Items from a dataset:
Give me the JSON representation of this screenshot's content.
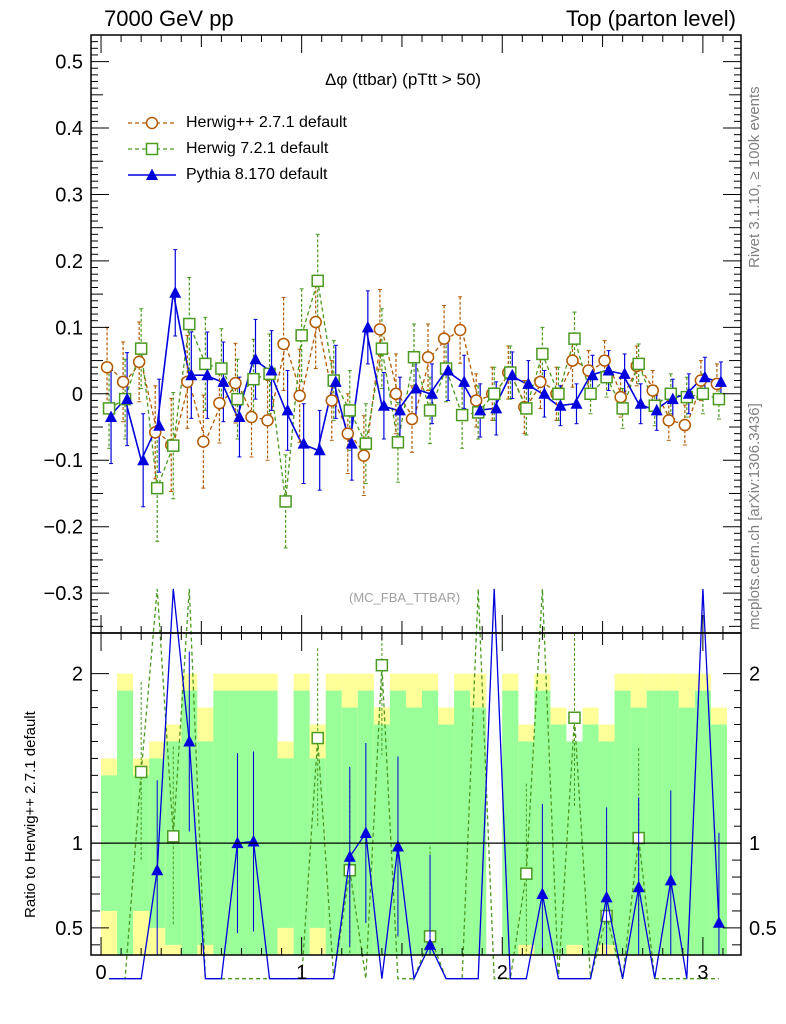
{
  "header": {
    "left": "7000 GeV pp",
    "right": "Top (parton level)"
  },
  "side_labels": {
    "rivet": "Rivet 3.1.10, ≥ 100k events",
    "mcplots": "mcplots.cern.ch [arXiv:1306.3436]"
  },
  "chart_data": {
    "type": "scatter",
    "title": "Δφ (ttbar) (pTtt > 50)",
    "watermark": "(MC_FBA_TTBAR)",
    "xlim": [
      -0.05,
      3.19
    ],
    "xticks": [
      0,
      1,
      2,
      3
    ],
    "ylim": [
      -0.36,
      0.54
    ],
    "yticks": [
      -0.3,
      -0.2,
      -0.1,
      0,
      0.1,
      0.2,
      0.3,
      0.4,
      0.5
    ],
    "ratio_ylabel": "Ratio to Herwig++ 2.7.1 default",
    "ratio_ylim": [
      0.34,
      2.24
    ],
    "ratio_yticks": [
      0.5,
      1,
      2
    ],
    "legend_position": "top-left",
    "x": [
      0.04,
      0.12,
      0.2,
      0.28,
      0.36,
      0.44,
      0.52,
      0.6,
      0.68,
      0.76,
      0.84,
      0.92,
      1.0,
      1.08,
      1.16,
      1.24,
      1.32,
      1.4,
      1.48,
      1.56,
      1.64,
      1.72,
      1.8,
      1.88,
      1.96,
      2.04,
      2.12,
      2.2,
      2.28,
      2.36,
      2.44,
      2.52,
      2.6,
      2.68,
      2.76,
      2.84,
      2.92,
      3.0,
      3.08
    ],
    "series": [
      {
        "name": "Herwig++ 2.7.1 default",
        "color": "#b35900",
        "marker": "circle",
        "linestyle": "dashed",
        "values": [
          0.04,
          0.018,
          0.048,
          -0.058,
          -0.077,
          0.018,
          -0.072,
          -0.014,
          0.016,
          -0.035,
          -0.04,
          0.075,
          -0.003,
          0.108,
          -0.01,
          -0.06,
          -0.093,
          0.097,
          0.0,
          -0.038,
          0.055,
          0.083,
          0.096,
          -0.01,
          0.0,
          0.032,
          -0.02,
          0.018,
          0.0,
          0.05,
          0.035,
          0.05,
          -0.005,
          0.042,
          0.005,
          -0.04,
          -0.047,
          0.02,
          0.015
        ],
        "errors": [
          0.06,
          0.06,
          0.06,
          0.07,
          0.07,
          0.07,
          0.07,
          0.06,
          0.06,
          0.06,
          0.06,
          0.07,
          0.07,
          0.07,
          0.06,
          0.06,
          0.06,
          0.06,
          0.06,
          0.05,
          0.05,
          0.05,
          0.05,
          0.04,
          0.04,
          0.04,
          0.04,
          0.04,
          0.04,
          0.04,
          0.03,
          0.03,
          0.03,
          0.03,
          0.03,
          0.03,
          0.03,
          0.03,
          0.03
        ]
      },
      {
        "name": "Herwig 7.2.1 default",
        "color": "#4a9a1f",
        "marker": "square",
        "linestyle": "dashed",
        "values": [
          -0.022,
          -0.008,
          0.068,
          -0.142,
          -0.078,
          0.105,
          0.045,
          0.038,
          -0.008,
          0.022,
          0.03,
          -0.162,
          0.088,
          0.17,
          0.02,
          -0.025,
          -0.075,
          0.068,
          -0.073,
          0.055,
          -0.025,
          0.038,
          -0.032,
          -0.028,
          0.0,
          0.032,
          -0.022,
          0.06,
          0.0,
          0.083,
          0.0,
          0.025,
          -0.022,
          0.045,
          -0.018,
          0.0,
          -0.005,
          0.0,
          -0.008
        ],
        "errors": [
          0.06,
          0.06,
          0.06,
          0.08,
          0.08,
          0.07,
          0.07,
          0.06,
          0.06,
          0.06,
          0.06,
          0.07,
          0.07,
          0.07,
          0.06,
          0.06,
          0.06,
          0.06,
          0.06,
          0.05,
          0.05,
          0.05,
          0.05,
          0.04,
          0.04,
          0.04,
          0.04,
          0.04,
          0.04,
          0.04,
          0.03,
          0.03,
          0.03,
          0.03,
          0.03,
          0.03,
          0.03,
          0.03,
          0.03
        ]
      },
      {
        "name": "Pythia 8.170 default",
        "color": "#0000dd",
        "marker": "triangle",
        "linestyle": "solid",
        "values": [
          -0.035,
          -0.008,
          -0.1,
          -0.048,
          0.152,
          0.028,
          0.028,
          0.018,
          -0.035,
          0.052,
          0.035,
          -0.025,
          -0.075,
          -0.085,
          0.018,
          -0.075,
          0.1,
          -0.018,
          -0.025,
          0.008,
          0.0,
          0.035,
          0.018,
          -0.025,
          -0.022,
          0.028,
          0.015,
          0.0,
          -0.018,
          -0.015,
          0.028,
          0.035,
          0.03,
          -0.015,
          -0.025,
          -0.008,
          0.0,
          0.025,
          0.018
        ],
        "errors": [
          0.07,
          0.07,
          0.07,
          0.07,
          0.065,
          0.065,
          0.065,
          0.06,
          0.06,
          0.06,
          0.06,
          0.06,
          0.06,
          0.06,
          0.055,
          0.055,
          0.055,
          0.05,
          0.05,
          0.045,
          0.045,
          0.045,
          0.04,
          0.04,
          0.04,
          0.035,
          0.035,
          0.035,
          0.03,
          0.03,
          0.03,
          0.03,
          0.03,
          0.03,
          0.03,
          0.03,
          0.03,
          0.03,
          0.03
        ]
      }
    ],
    "ratio": {
      "green_band": [
        0.4,
        0.9,
        0.4,
        0.5,
        0.6,
        0.9,
        0.6,
        0.9,
        0.9,
        0.9,
        0.9,
        0.5,
        0.9,
        0.5,
        0.9,
        0.8,
        0.9,
        0.7,
        0.9,
        0.8,
        0.9,
        0.7,
        0.9,
        0.8,
        0.0,
        0.9,
        0.6,
        0.9,
        0.7,
        0.6,
        0.7,
        0.6,
        0.9,
        0.8,
        0.9,
        0.9,
        0.8,
        0.9,
        0.7
      ],
      "yellow_band": [
        1.5,
        2.0,
        1.5,
        1.6,
        1.7,
        2.0,
        1.8,
        2.0,
        2.0,
        2.0,
        2.0,
        1.6,
        2.0,
        1.7,
        2.0,
        2.0,
        2.0,
        1.8,
        2.0,
        2.0,
        2.0,
        1.8,
        2.0,
        2.0,
        0.0,
        2.0,
        1.7,
        2.0,
        1.8,
        1.6,
        1.8,
        1.7,
        2.0,
        2.0,
        2.0,
        2.0,
        2.0,
        2.0,
        1.8
      ],
      "herwig7": [
        0.2,
        0.2,
        1.42,
        2.5,
        1.04,
        2.5,
        0.2,
        0.2,
        0.2,
        0.2,
        0.2,
        0.2,
        0.2,
        1.62,
        0.2,
        0.84,
        0.2,
        2.05,
        0.2,
        0.2,
        0.45,
        0.2,
        0.2,
        2.5,
        0.2,
        0.2,
        0.82,
        2.5,
        0.2,
        1.74,
        0.2,
        0.57,
        0.2,
        1.03,
        0.2,
        0.2,
        0.2,
        0.2,
        0.2
      ],
      "pythia": [
        0.2,
        0.2,
        0.2,
        0.84,
        2.5,
        1.6,
        0.2,
        0.2,
        1.0,
        1.01,
        0.2,
        0.2,
        0.2,
        0.2,
        0.2,
        0.92,
        1.06,
        0.2,
        0.98,
        0.2,
        0.4,
        0.2,
        0.2,
        0.2,
        2.5,
        0.2,
        0.2,
        0.7,
        0.2,
        0.2,
        0.2,
        0.68,
        0.2,
        0.74,
        0.2,
        0.78,
        0.2,
        2.5,
        0.53
      ]
    }
  }
}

### WHAT YOU ARE ASKED TO DO
Look through the entries above and report each line where the string "name" occurs.

### TASK SOLUTION
        "name": "Herwig++ 2.7.1 default",
        "name": "Herwig 7.2.1 default",
        "name": "Pythia 8.170 default",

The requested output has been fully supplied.